◆ **Task to carry out**:
Return the whole listing, keeping every character the same.

◆ **Supplied material**:
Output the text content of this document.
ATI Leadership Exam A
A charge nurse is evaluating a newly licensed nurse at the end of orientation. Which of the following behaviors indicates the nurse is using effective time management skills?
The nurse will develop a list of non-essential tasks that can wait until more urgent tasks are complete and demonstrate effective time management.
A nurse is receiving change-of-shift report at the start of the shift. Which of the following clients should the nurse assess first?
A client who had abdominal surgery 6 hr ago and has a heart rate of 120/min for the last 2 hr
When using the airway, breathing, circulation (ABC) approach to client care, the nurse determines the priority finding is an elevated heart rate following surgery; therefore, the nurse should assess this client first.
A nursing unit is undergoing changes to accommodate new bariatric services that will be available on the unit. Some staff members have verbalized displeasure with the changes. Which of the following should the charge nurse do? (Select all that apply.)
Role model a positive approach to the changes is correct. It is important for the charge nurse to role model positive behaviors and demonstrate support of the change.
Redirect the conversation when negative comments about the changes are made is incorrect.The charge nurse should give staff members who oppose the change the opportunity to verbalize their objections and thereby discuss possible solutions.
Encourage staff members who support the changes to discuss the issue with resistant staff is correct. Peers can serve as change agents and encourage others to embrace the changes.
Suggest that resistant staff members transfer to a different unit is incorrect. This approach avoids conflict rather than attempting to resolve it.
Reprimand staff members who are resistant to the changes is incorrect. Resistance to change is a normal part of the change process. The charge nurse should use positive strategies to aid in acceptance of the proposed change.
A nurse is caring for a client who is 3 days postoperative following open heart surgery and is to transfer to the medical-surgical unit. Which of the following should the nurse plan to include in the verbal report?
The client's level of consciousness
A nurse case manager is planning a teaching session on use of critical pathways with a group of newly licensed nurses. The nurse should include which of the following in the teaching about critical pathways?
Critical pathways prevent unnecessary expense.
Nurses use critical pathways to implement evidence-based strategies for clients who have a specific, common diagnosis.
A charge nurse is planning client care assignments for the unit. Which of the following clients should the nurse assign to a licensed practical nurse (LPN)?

◆ **Solution for this exercise**:
Output the text content of this document.
ATI Leadership Exam A
A charge nurse is evaluating a newly licensed nurse at the end of orientation. Which of the following behaviors indicates the nurse is using effective time management skills?
The nurse will develop a list of non-essential tasks that can wait until more urgent tasks are complete and demonstrate effective time management.
A nurse is receiving change-of-shift report at the start of the shift. Which of the following clients should the nurse assess first?
A client who had abdominal surgery 6 hr ago and has a heart rate of 120/min for the last 2 hr
When using the airway, breathing, circulation (ABC) approach to client care, the nurse determines the priority finding is an elevated heart rate following surgery; therefore, the nurse should assess this client first.
A nursing unit is undergoing changes to accommodate new bariatric services that will be available on the unit. Some staff members have verbalized displeasure with the changes. Which of the following should the charge nurse do? (Select all that apply.)
Role model a positive approach to the changes is correct. It is important for the charge nurse to role model positive behaviors and demonstrate support of the change.
Redirect the conversation when negative comments about the changes are made is incorrect.The charge nurse should give staff members who oppose the change the opportunity to verbalize their objections and thereby discuss possible solutions.
Encourage staff members who support the changes to discuss the issue with resistant staff is correct. Peers can serve as change agents and encourage others to embrace the changes.
Suggest that resistant staff members transfer to a different unit is incorrect. This approach avoids conflict rather than attempting to resolve it.
Reprimand staff members who are resistant to the changes is incorrect. Resistance to change is a normal part of the change process. The charge nurse should use positive strategies to aid in acceptance of the proposed change.
A nurse is caring for a client who is 3 days postoperative following open heart surgery and is to transfer to the medical-surgical unit. Which of the following should the nurse plan to include in the verbal report?
The client's level of consciousness
A nurse case manager is planning a teaching session on use of critical pathways with a group of newly licensed nurses. The nurse should include which of the following in the teaching about critical pathways?
Critical pathways prevent unnecessary expense.
Nurses use critical pathways to implement evidence-based strategies for clients who have a specific, common diagnosis.
A charge nurse is planning client care assignments for the unit. Which of the following clients should the nurse assign to a licensed practical nurse (LPN)?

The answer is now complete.